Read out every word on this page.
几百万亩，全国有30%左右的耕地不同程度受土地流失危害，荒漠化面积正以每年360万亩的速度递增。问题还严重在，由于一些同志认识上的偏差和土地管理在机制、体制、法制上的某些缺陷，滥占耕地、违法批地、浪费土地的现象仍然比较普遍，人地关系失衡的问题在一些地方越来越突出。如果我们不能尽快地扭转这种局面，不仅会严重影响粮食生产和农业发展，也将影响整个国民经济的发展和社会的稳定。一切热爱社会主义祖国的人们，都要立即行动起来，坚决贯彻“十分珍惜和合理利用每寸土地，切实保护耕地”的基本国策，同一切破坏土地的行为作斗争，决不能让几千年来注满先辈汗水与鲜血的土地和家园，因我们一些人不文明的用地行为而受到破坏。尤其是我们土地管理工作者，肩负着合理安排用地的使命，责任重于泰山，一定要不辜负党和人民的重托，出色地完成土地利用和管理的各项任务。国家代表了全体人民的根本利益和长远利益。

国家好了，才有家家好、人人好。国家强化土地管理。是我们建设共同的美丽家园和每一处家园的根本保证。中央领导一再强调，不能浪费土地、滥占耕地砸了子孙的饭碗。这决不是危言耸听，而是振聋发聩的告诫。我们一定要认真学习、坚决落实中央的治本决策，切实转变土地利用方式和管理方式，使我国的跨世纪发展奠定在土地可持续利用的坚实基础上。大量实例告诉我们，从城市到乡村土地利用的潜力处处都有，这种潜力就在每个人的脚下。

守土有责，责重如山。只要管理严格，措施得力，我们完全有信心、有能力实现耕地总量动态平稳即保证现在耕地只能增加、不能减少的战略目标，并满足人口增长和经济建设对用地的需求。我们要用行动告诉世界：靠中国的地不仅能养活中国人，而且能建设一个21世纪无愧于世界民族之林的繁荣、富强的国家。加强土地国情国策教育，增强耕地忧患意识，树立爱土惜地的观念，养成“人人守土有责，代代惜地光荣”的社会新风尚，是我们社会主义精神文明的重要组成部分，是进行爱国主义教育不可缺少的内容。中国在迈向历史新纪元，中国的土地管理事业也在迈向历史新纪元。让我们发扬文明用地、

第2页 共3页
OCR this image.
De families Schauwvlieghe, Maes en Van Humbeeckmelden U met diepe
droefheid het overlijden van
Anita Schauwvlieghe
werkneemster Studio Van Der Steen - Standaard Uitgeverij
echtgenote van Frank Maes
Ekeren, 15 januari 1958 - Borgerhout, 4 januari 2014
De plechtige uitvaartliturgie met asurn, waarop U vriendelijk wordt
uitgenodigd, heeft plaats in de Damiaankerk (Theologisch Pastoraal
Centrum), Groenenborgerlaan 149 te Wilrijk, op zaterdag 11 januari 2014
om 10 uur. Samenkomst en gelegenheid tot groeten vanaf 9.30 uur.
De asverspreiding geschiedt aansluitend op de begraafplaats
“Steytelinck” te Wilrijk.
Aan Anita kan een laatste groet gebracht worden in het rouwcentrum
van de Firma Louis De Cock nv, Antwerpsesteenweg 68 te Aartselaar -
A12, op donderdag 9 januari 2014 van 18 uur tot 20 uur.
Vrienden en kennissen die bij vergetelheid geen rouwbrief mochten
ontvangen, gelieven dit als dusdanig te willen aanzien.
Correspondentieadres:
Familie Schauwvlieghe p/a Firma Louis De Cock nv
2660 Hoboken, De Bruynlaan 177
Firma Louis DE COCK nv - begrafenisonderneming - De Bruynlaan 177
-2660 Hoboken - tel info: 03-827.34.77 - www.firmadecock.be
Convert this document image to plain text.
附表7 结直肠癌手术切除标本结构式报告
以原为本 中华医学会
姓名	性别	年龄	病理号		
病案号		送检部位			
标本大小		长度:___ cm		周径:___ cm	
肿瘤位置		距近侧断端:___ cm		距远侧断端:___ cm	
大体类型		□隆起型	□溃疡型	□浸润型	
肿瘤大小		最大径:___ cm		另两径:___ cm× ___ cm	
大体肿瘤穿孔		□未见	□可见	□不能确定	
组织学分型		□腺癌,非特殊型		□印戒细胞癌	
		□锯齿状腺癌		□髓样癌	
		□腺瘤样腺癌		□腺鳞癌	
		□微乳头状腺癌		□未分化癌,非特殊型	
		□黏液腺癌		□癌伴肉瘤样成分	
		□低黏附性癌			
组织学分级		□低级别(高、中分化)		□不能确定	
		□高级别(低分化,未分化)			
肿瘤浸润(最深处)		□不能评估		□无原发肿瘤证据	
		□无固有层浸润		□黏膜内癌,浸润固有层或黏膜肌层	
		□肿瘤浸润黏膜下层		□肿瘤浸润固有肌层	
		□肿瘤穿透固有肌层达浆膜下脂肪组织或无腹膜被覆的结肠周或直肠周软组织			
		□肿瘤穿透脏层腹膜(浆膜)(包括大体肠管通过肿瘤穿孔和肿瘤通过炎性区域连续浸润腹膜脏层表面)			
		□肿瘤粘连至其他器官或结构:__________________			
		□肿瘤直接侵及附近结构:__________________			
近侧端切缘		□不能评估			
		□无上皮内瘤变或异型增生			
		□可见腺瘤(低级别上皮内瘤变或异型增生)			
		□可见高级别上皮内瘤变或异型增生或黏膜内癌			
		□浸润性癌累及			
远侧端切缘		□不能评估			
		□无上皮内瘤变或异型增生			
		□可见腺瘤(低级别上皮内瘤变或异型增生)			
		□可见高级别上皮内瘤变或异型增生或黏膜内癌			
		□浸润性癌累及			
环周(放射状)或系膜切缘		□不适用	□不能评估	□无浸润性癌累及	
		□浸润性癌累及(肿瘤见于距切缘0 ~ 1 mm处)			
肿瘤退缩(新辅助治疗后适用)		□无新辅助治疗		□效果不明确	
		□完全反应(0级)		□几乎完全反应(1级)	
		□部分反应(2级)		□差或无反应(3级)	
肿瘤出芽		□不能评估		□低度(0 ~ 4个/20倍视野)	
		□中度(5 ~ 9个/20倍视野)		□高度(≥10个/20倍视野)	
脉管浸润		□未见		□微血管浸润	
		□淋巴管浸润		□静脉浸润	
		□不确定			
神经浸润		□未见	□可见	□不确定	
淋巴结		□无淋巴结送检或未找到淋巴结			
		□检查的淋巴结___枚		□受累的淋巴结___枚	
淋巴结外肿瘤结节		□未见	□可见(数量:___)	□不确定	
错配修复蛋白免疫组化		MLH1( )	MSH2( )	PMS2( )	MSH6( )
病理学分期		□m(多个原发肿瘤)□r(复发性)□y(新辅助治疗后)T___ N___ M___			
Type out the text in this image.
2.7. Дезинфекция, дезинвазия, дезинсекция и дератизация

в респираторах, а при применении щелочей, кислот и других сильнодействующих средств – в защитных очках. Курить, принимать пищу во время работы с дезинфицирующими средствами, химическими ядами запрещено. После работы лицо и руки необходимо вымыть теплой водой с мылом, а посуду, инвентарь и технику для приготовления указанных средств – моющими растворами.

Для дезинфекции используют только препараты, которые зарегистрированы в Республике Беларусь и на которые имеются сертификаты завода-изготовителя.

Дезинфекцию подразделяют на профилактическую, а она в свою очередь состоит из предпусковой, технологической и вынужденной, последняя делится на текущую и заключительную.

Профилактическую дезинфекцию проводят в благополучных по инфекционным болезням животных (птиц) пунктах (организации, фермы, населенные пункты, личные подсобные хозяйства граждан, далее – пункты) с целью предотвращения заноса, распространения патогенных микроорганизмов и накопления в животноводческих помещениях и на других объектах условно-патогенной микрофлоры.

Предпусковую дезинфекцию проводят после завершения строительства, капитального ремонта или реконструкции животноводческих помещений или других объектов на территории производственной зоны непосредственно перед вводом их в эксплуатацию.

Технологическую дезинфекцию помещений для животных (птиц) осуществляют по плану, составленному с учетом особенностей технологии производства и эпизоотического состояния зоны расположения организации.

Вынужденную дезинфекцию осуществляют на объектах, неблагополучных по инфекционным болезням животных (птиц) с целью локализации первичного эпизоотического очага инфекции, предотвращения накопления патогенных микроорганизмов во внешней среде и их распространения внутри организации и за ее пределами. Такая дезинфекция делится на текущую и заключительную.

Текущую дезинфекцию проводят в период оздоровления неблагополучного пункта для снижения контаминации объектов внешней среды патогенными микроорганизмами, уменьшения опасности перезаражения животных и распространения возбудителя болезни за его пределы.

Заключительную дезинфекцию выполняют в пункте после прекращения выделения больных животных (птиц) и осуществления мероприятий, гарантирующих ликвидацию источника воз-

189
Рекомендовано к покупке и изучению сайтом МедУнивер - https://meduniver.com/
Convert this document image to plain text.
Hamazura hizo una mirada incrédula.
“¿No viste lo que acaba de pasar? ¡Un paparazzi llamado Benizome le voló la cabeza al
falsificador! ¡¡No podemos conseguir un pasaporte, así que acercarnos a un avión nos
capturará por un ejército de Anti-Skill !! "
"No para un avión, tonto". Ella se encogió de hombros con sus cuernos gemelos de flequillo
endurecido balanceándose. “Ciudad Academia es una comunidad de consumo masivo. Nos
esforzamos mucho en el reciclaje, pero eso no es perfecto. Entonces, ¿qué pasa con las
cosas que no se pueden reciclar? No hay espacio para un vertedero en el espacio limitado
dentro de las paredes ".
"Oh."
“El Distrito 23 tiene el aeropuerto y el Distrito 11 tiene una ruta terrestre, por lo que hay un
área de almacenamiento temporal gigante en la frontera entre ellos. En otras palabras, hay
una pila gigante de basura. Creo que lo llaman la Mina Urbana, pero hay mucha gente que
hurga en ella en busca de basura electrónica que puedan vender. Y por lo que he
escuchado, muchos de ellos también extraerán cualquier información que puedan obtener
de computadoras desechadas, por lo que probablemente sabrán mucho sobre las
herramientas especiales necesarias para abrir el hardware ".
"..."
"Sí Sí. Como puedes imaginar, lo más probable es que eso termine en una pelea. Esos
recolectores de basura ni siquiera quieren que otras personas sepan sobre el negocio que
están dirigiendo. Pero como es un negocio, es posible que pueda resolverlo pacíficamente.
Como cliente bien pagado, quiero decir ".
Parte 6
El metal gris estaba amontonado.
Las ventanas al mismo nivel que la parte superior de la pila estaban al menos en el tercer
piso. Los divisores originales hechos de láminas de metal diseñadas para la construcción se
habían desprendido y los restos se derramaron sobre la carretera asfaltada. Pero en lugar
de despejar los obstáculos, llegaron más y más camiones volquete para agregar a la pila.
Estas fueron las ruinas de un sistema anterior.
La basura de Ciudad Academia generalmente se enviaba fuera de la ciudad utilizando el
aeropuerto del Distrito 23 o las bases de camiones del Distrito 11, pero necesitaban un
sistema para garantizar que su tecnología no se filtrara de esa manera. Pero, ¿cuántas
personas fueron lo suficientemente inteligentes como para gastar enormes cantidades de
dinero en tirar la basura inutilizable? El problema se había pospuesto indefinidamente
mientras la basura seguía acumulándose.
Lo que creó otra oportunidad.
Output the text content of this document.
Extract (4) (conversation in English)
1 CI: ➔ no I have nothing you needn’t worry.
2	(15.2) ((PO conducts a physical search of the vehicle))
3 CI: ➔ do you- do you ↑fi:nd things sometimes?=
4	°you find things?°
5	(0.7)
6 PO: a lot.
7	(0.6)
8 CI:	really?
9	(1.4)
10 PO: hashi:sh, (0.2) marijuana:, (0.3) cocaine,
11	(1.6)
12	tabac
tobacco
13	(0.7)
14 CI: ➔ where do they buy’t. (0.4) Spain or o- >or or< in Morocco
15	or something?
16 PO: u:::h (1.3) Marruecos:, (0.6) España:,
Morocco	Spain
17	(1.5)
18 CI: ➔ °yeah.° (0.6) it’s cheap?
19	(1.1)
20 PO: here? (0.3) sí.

##########

**Work to do**
Filter out all lines lacking the word "不能评估" and copy the rest.

**The answer**
肿瘤浸润(最深处)		□不能评估		□无原发肿瘤证据	
近侧端切缘		□不能评估			
远侧端切缘		□不能评估			
环周(放射状)或系膜切缘		□不适用	□不能评估	□无浸润性癌累及	
肿瘤出芽		□不能评估		□低度(0 ~ 4个/20倍视野)	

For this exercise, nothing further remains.